SHORT TASK: Look for the string "zonas" in every line, and copy each line that has it.
⁂
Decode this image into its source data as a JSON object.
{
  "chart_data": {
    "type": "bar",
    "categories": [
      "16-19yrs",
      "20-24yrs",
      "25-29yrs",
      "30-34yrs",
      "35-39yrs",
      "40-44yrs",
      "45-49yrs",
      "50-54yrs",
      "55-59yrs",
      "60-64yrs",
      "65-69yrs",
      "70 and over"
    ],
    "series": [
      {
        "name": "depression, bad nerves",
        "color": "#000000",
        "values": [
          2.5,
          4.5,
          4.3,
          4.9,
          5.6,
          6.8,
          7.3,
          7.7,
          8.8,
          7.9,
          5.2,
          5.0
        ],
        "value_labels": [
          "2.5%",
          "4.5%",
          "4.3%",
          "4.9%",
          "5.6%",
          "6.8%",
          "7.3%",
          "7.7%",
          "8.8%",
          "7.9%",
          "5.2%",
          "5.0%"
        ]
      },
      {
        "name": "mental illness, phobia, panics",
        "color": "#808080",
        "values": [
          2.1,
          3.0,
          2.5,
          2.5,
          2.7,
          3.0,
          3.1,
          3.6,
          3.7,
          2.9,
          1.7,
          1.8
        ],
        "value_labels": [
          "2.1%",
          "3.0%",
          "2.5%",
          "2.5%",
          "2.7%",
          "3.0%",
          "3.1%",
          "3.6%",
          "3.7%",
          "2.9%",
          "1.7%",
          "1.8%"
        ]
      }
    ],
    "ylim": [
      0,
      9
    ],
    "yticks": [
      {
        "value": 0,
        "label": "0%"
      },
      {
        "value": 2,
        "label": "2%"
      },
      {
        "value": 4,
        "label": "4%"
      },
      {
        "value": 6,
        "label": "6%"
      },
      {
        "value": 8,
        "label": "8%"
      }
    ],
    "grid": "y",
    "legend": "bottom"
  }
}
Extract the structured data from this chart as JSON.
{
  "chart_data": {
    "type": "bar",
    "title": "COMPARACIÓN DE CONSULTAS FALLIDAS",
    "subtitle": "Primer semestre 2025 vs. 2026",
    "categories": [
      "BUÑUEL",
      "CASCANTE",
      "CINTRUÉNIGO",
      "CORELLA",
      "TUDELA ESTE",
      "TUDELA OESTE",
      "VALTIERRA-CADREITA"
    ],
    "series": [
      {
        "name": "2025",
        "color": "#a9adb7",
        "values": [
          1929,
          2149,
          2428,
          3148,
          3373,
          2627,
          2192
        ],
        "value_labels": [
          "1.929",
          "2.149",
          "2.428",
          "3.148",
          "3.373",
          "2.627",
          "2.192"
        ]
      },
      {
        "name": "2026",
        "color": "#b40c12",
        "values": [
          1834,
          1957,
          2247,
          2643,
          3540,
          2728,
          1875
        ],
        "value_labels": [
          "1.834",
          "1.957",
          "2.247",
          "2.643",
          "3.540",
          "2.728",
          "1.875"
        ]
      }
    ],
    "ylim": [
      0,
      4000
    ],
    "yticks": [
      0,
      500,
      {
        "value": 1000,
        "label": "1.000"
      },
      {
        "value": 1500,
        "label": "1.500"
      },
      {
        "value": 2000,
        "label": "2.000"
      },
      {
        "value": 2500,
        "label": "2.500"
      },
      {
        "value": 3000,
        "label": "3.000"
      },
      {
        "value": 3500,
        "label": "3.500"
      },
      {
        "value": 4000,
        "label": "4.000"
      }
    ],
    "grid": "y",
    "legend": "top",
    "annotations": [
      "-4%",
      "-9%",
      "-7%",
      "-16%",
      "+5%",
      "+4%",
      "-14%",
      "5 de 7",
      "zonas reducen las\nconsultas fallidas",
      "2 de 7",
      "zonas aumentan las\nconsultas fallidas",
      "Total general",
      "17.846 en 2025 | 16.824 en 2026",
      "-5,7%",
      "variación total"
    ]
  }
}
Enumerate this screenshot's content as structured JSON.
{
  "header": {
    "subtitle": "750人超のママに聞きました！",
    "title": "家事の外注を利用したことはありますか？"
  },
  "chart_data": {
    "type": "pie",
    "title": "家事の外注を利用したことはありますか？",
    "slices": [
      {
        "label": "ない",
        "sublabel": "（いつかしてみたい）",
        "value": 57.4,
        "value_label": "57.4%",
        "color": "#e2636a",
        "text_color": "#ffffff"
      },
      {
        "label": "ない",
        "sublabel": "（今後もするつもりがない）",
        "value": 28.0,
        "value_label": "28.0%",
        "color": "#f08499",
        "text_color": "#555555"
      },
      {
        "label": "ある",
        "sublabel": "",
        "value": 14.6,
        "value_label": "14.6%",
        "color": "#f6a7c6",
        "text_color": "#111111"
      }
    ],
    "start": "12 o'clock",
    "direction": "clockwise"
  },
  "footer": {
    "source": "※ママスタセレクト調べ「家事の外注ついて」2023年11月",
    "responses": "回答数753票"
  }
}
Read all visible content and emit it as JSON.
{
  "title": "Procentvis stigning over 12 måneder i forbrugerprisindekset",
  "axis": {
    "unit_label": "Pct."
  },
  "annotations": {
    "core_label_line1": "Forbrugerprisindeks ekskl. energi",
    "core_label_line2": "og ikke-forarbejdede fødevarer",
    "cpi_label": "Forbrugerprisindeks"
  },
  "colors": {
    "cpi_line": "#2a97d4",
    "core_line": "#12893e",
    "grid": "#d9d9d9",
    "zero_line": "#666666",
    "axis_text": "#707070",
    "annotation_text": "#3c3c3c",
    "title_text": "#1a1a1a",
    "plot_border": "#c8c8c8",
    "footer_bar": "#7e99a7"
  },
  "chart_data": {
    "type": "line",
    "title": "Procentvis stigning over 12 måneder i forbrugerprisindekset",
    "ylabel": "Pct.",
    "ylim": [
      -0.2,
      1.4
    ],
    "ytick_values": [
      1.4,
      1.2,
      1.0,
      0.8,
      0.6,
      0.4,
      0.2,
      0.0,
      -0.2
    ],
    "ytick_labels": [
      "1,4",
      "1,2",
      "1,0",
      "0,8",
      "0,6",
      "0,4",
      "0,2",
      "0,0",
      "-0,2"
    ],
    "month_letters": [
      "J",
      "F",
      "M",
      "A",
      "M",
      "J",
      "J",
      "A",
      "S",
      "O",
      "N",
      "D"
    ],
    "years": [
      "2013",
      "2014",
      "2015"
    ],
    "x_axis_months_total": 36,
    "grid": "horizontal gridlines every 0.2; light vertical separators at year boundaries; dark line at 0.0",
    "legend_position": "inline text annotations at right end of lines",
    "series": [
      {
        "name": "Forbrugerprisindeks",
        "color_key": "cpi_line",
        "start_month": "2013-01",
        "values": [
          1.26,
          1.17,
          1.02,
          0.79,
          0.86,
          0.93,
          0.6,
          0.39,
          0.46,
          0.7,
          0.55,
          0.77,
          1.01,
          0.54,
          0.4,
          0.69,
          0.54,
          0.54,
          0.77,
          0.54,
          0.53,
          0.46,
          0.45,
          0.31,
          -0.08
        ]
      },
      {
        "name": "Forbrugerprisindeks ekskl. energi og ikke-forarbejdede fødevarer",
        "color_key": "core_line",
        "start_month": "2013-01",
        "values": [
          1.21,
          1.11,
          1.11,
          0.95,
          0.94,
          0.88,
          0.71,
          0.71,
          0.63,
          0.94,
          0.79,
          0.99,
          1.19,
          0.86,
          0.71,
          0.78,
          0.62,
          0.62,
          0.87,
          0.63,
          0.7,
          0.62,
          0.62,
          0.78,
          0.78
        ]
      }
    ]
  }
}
⁂
FINISHED ANSWER:
      "zonas reducen las\nconsultas fallidas",
      "zonas aumentan las\nconsultas fallidas",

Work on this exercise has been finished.